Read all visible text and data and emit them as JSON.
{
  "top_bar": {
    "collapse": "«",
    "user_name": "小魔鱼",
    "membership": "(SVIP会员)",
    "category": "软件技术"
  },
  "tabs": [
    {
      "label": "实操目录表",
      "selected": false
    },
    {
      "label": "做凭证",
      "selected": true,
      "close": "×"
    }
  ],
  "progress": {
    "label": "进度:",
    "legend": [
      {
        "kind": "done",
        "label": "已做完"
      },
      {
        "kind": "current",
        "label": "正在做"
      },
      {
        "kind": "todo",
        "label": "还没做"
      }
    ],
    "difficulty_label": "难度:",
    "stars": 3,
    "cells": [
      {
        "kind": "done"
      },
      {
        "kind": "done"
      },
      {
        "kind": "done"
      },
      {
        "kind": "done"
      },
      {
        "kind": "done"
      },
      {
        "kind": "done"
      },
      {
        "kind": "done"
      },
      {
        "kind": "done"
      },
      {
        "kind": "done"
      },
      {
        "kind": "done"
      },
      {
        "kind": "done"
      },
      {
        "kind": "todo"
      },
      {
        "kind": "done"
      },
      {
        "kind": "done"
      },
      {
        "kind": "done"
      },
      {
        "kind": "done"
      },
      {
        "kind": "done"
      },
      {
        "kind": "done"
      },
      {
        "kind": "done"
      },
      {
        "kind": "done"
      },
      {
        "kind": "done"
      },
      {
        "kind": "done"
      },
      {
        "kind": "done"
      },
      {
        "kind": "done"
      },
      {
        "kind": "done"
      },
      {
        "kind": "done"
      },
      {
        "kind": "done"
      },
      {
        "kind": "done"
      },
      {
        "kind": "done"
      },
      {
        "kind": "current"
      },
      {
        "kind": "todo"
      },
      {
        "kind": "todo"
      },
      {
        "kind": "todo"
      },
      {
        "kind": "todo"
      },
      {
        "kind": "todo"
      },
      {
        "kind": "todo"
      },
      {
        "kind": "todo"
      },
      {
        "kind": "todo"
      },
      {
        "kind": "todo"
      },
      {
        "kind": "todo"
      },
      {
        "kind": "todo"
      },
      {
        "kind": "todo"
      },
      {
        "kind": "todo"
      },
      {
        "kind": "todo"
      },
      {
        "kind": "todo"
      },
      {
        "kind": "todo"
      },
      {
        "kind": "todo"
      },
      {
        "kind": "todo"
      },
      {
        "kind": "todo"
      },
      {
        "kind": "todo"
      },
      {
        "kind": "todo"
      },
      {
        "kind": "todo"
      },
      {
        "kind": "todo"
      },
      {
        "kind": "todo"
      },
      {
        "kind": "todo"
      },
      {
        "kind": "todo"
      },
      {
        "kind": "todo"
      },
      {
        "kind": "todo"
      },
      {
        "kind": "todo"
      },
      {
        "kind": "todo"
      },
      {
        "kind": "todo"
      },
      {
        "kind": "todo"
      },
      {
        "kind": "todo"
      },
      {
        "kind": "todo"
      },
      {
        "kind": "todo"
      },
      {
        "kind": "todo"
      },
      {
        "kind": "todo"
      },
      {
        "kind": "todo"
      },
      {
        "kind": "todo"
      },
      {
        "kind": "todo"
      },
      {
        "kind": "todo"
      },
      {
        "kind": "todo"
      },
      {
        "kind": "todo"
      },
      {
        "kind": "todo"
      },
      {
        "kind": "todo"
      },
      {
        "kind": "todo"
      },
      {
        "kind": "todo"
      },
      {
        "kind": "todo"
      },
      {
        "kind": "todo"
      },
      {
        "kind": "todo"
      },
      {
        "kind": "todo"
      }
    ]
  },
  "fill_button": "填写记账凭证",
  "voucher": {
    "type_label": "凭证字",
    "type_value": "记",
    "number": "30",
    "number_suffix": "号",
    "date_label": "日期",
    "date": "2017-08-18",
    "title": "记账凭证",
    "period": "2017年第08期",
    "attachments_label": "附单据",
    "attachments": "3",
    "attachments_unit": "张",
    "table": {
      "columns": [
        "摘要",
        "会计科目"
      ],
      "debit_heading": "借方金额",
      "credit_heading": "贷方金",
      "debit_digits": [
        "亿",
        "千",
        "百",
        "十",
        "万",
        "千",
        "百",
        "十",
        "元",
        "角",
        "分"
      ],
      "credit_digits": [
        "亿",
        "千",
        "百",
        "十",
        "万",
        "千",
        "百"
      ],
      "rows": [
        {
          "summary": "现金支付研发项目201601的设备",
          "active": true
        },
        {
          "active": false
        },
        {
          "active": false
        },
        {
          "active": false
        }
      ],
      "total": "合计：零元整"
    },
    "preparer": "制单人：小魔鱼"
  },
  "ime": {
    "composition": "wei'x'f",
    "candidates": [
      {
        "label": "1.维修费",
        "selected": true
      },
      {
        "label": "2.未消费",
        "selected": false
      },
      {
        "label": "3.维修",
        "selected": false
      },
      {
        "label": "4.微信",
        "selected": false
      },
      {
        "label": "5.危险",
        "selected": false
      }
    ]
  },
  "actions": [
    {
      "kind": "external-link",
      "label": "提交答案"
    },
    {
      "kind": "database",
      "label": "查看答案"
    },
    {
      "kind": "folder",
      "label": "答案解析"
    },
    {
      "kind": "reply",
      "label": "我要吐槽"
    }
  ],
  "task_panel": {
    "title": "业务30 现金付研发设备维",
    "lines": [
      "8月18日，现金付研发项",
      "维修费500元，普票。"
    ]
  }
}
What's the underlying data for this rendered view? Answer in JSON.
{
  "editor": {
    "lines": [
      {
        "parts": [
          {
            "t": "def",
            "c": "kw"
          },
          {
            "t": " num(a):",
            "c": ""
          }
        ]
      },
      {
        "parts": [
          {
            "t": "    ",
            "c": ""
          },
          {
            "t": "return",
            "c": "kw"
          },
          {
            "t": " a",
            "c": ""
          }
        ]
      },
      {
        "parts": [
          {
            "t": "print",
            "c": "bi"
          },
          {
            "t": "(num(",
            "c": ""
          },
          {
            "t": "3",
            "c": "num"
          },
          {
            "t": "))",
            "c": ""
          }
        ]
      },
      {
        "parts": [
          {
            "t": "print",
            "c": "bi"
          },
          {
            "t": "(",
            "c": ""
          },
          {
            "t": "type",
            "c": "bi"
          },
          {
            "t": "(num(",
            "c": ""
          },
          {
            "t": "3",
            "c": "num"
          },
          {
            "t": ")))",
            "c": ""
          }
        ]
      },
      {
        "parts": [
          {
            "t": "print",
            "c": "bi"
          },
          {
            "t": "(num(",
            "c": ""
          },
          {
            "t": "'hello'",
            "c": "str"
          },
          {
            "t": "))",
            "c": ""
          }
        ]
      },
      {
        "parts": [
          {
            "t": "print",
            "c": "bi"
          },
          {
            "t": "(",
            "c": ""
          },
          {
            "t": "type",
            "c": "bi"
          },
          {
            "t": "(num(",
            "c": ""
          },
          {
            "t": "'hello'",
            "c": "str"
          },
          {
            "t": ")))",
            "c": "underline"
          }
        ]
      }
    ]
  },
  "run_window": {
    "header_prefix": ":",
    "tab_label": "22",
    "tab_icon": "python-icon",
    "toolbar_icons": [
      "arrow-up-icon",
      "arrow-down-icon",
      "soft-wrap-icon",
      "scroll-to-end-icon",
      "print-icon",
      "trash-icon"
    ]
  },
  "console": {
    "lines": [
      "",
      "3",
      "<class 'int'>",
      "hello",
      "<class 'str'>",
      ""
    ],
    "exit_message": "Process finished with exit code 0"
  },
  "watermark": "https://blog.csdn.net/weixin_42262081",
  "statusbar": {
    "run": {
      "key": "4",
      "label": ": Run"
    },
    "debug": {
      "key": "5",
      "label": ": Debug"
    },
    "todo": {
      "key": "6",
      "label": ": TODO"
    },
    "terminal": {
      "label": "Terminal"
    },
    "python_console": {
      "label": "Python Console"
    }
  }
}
....
- **WHAT THIS TASK INVOLVES**:
Each entry must be reproduced verbatim.

- **EXPECTED ANSWER**:
Read all visible text and data and emit them as JSON.
{
  "top_bar": {
    "collapse": "«",
    "user_name": "小魔鱼",
    "membership": "(SVIP会员)",
    "category": "软件技术"
  },
  "tabs": [
    {
      "label": "实操目录表",
      "selected": false
    },
    {
      "label": "做凭证",
      "selected": true,
      "close": "×"
    }
  ],
  "progress": {
    "label": "进度:",
    "legend": [
      {
        "kind": "done",
        "label": "已做完"
      },
      {
        "kind": "current",
        "label": "正在做"
      },
      {
        "kind": "todo",
        "label": "还没做"
      }
    ],
    "difficulty_label": "难度:",
    "stars": 3,
    "cells": [
      {
        "kind": "done"
      },
      {
        "kind": "done"
      },
      {
        "kind": "done"
      },
      {
        "kind": "done"
      },
      {
        "kind": "done"
      },
      {
        "kind": "done"
      },
      {
        "kind": "done"
      },
      {
        "kind": "done"
      },
      {
        "kind": "done"
      },
      {
        "kind": "done"
      },
      {
        "kind": "done"
      },
      {
        "kind": "todo"
      },
      {
        "kind": "done"
      },
      {
        "kind": "done"
      },
      {
        "kind": "done"
      },
      {
        "kind": "done"
      },
      {
        "kind": "done"
      },
      {
        "kind": "done"
      },
      {
        "kind": "done"
      },
      {
        "kind": "done"
      },
      {
        "kind": "done"
      },
      {
        "kind": "done"
      },
      {
        "kind": "done"
      },
      {
        "kind": "done"
      },
      {
        "kind": "done"
      },
      {
        "kind": "done"
      },
      {
        "kind": "done"
      },
      {
        "kind": "done"
      },
      {
        "kind": "done"
      },
      {
        "kind": "current"
      },
      {
        "kind": "todo"
      },
      {
        "kind": "todo"
      },
      {
        "kind": "todo"
      },
      {
        "kind": "todo"
      },
      {
        "kind": "todo"
      },
      {
        "kind": "todo"
      },
      {
        "kind": "todo"
      },
      {
        "kind": "todo"
      },
      {
        "kind": "todo"
      },
      {
        "kind": "todo"
      },
      {
        "kind": "todo"
      },
      {
        "kind": "todo"
      },
      {
        "kind": "todo"
      },
      {
        "kind": "todo"
      },
      {
        "kind": "todo"
      },
      {
        "kind": "todo"
      },
      {
        "kind": "todo"
      },
      {
        "kind": "todo"
      },
      {
        "kind": "todo"
      },
      {
        "kind": "todo"
      },
      {
        "kind": "todo"
      },
      {
        "kind": "todo"
      },
      {
        "kind": "todo"
      },
      {
        "kind": "todo"
      },
      {
        "kind": "todo"
      },
      {
        "kind": "todo"
      },
      {
        "kind": "todo"
      },
      {
        "kind": "todo"
      },
      {
        "kind": "todo"
      },
      {
        "kind": "todo"
      },
      {
        "kind": "todo"
      },
      {
        "kind": "todo"
      },
      {
        "kind": "todo"
      },
      {
        "kind": "todo"
      },
      {
        "kind": "todo"
      },
      {
        "kind": "todo"
      },
      {
        "kind": "todo"
      },
      {
        "kind": "todo"
      },
      {
        "kind": "todo"
      },
      {
        "kind": "todo"
      },
      {
        "kind": "todo"
      },
      {
        "kind": "todo"
      },
      {
        "kind": "todo"
      },
      {
        "kind": "todo"
      },
      {
        "kind": "todo"
      },
      {
        "kind": "todo"
      },
      {
        "kind": "todo"
      },
      {
        "kind": "todo"
      },
      {
        "kind": "todo"
      },
      {
        "kind": "todo"
      },
      {
        "kind": "todo"
      }
    ]
  },
  "fill_button": "填写记账凭证",
  "voucher": {
    "type_label": "凭证字",
    "type_value": "记",
    "number": "30",
    "number_suffix": "号",
    "date_label": "日期",
    "date": "2017-08-18",
    "title": "记账凭证",
    "period": "2017年第08期",
    "attachments_label": "附单据",
    "attachments": "3",
    "attachments_unit": "张",
    "table": {
      "columns": [
        "摘要",
        "会计科目"
      ],
      "debit_heading": "借方金额",
      "credit_heading": "贷方金",
      "debit_digits": [
        "亿",
        "千",
        "百",
        "十",
        "万",
        "千",
        "百",
        "十",
        "元",
        "角",
        "分"
      ],
      "credit_digits": [
        "亿",
        "千",
        "百",
        "十",
        "万",
        "千",
        "百"
      ],
      "rows": [
        {
          "summary": "现金支付研发项目201601的设备",
          "active": true
        },
        {
          "active": false
        },
        {
          "active": false
        },
        {
          "active": false
        }
      ],
      "total": "合计：零元整"
    },
    "preparer": "制单人：小魔鱼"
  },
  "ime": {
    "composition": "wei'x'f",
    "candidates": [
      {
        "label": "1.维修费",
        "selected": true
      },
      {
        "label": "2.未消费",
        "selected": false
      },
      {
        "label": "3.维修",
        "selected": false
      },
      {
        "label": "4.微信",
        "selected": false
      },
      {
        "label": "5.危险",
        "selected": false
      }
    ]
  },
  "actions": [
    {
      "kind": "external-link",
      "label": "提交答案"
    },
    {
      "kind": "database",
      "label": "查看答案"
    },
    {
      "kind": "folder",
      "label": "答案解析"
    },
    {
      "kind": "reply",
      "label": "我要吐槽"
    }
  ],
  "task_panel": {
    "title": "业务30 现金付研发设备维",
    "lines": [
      "8月18日，现金付研发项",
      "维修费500元，普票。"
    ]
  }
}
What's the underlying data for this rendered view? Answer in JSON.
{
  "editor": {
    "lines": [
      {
        "parts": [
          {
            "t": "def",
            "c": "kw"
          },
          {
            "t": " num(a):",
            "c": ""
          }
        ]
      },
      {
        "parts": [
          {
            "t": "    ",
            "c": ""
          },
          {
            "t": "return",
            "c": "kw"
          },
          {
            "t": " a",
            "c": ""
          }
        ]
      },
      {
        "parts": [
          {
            "t": "print",
            "c": "bi"
          },
          {
            "t": "(num(",
            "c": ""
          },
          {
            "t": "3",
            "c": "num"
          },
          {
            "t": "))",
            "c": ""
          }
        ]
      },
      {
        "parts": [
          {
            "t": "print",
            "c": "bi"
          },
          {
            "t": "(",
            "c": ""
          },
          {
            "t": "type",
            "c": "bi"
          },
          {
            "t": "(num(",
            "c": ""
          },
          {
            "t": "3",
            "c": "num"
          },
          {
            "t": ")))",
            "c": ""
          }
        ]
      },
      {
        "parts": [
          {
            "t": "print",
            "c": "bi"
          },
          {
            "t": "(num(",
            "c": ""
          },
          {
            "t": "'hello'",
            "c": "str"
          },
          {
            "t": "))",
            "c": ""
          }
        ]
      },
      {
        "parts": [
          {
            "t": "print",
            "c": "bi"
          },
          {
            "t": "(",
            "c": ""
          },
          {
            "t": "type",
            "c": "bi"
          },
          {
            "t": "(num(",
            "c": ""
          },
          {
            "t": "'hello'",
            "c": "str"
          },
          {
            "t": ")))",
            "c": "underline"
          }
        ]
      }
    ]
  },
  "run_window": {
    "header_prefix": ":",
    "tab_label": "22",
    "tab_icon": "python-icon",
    "toolbar_icons": [
      "arrow-up-icon",
      "arrow-down-icon",
      "soft-wrap-icon",
      "scroll-to-end-icon",
      "print-icon",
      "trash-icon"
    ]
  },
  "console": {
    "lines": [
      "",
      "3",
      "<class 'int'>",
      "hello",
      "<class 'str'>",
      ""
    ],
    "exit_message": "Process finished with exit code 0"
  },
  "watermark": "https://blog.csdn.net/weixin_42262081",
  "statusbar": {
    "run": {
      "key": "4",
      "label": ": Run"
    },
    "debug": {
      "key": "5",
      "label": ": Debug"
    },
    "todo": {
      "key": "6",
      "label": ": TODO"
    },
    "terminal": {
      "label": "Terminal"
    },
    "python_console": {
      "label": "Python Console"
    }
  }
}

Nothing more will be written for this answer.